◆ Perintah Kerja: Bisakah Anda menyunting berita tentang grup WhatsApp tersangka korupsi Pertamina dengan menulis ulang bagian yang dimulai pada kata-kata "Jaksa Agng ST Burhanuddin bicara" dan berakhir setelah "Selatan, Rabu (12/3/2025).", sambil mengganti "Kejaksaan Agung" dengan "Kejagung"?

Kejagung Dalami Grup WA 'Orang-orang Senang' Terkait Korupsi Pertamina

Jaksa Agng ST Burhanuddin bicara soal grup WhatsApp 'Orang-orang Senang' yang diduga digunakan tersangka korupsi Pertamina. (dok. Kejagung)
Fakta.com, Jakarta - Kejaksaan Agung sedang mendalami keberadaan grup Whatsapp "Orang-orang Senang" yang diduga digunakan oleh para tersangka kasus korupsi minyak mentah Pertamina.
Hal ini disampaikan Jaksa Agng ST Burhanuddin usai pertemuan dengan Menteri Desa dan Pembangunan Daerah Tertinggal, Yandri Susanto di Gedung Kejaksaan Agung, Jakarta Selatan, Rabu (12/3/2025).
"Tentang grup Whatsapp [Orang-orang Senang] kita lagi dalami," ujarnya.

◆ Cuplikan data:
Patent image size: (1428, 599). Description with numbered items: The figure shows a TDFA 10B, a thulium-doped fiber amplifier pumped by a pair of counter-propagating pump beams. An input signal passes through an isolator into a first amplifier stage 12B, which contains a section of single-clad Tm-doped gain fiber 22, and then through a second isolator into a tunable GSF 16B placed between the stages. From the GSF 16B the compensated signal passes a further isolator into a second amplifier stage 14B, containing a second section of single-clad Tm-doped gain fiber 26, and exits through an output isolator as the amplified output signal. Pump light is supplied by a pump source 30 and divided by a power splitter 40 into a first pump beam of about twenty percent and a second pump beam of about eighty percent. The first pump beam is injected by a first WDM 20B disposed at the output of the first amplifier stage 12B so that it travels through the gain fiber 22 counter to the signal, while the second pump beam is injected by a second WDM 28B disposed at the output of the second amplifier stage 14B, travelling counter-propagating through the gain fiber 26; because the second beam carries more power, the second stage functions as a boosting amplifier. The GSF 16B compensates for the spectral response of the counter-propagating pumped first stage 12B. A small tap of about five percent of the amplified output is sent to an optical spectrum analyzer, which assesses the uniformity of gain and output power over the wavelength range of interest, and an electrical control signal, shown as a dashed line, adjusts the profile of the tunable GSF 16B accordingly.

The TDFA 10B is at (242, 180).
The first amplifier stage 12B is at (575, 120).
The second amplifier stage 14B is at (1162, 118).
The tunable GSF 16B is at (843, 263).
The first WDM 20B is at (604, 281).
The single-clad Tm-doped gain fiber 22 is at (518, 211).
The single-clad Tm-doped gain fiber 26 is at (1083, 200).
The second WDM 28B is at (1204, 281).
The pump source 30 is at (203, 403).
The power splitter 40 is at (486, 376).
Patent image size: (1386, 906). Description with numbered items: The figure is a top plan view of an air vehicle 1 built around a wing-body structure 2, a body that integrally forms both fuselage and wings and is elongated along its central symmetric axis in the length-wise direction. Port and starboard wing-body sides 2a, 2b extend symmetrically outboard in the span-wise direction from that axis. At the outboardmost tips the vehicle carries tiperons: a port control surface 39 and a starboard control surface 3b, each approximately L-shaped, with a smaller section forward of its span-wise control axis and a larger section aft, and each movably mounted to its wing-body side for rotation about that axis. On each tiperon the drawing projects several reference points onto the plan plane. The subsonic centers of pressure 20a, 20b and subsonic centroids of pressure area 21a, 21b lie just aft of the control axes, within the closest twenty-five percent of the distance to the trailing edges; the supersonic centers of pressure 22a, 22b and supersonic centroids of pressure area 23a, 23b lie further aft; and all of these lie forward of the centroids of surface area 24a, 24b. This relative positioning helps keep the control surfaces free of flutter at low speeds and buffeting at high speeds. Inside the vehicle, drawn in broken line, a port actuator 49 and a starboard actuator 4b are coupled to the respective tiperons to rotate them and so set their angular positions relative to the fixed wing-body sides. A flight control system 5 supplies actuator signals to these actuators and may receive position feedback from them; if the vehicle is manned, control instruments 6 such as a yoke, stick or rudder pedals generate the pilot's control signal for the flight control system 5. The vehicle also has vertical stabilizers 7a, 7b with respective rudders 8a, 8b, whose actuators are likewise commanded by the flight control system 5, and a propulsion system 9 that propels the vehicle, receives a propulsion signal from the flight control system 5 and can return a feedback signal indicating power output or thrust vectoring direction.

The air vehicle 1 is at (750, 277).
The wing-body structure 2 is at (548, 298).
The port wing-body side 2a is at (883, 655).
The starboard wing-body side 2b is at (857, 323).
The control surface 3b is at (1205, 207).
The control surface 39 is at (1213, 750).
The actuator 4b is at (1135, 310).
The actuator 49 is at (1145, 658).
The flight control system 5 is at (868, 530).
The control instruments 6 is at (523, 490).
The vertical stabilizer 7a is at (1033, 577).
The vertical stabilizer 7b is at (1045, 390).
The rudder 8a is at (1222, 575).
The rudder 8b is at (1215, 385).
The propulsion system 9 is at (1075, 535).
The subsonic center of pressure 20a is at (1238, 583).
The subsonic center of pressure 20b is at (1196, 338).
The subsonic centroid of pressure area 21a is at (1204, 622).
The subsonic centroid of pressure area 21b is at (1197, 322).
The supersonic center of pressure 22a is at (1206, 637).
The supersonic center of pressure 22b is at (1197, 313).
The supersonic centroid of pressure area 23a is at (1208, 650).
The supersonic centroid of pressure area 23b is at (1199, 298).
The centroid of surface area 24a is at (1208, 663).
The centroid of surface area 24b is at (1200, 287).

◆ Hasil:
Jaksa Agng ST Burhanuddin bicara soal grup WhatsApp 'Orang-orang Senang' yang diduga digunakan tersangka korupsi Pertamina. (dok. Kejagung)
Fakta.com, Jakarta - Kejagung sedang mendalami keberadaan grup Whatsapp "Orang-orang Senang" yang diduga digunakan oleh para tersangka kasus korupsi minyak mentah Pertamina.
Hal ini disampaikan Jaksa Agng ST Burhanuddin usai pertemuan dengan Menteri Desa dan Pembangunan Daerah Tertinggal, Yandri Susanto di Gedung Kejagung, Jakarta Selatan, Rabu (12/3/2025).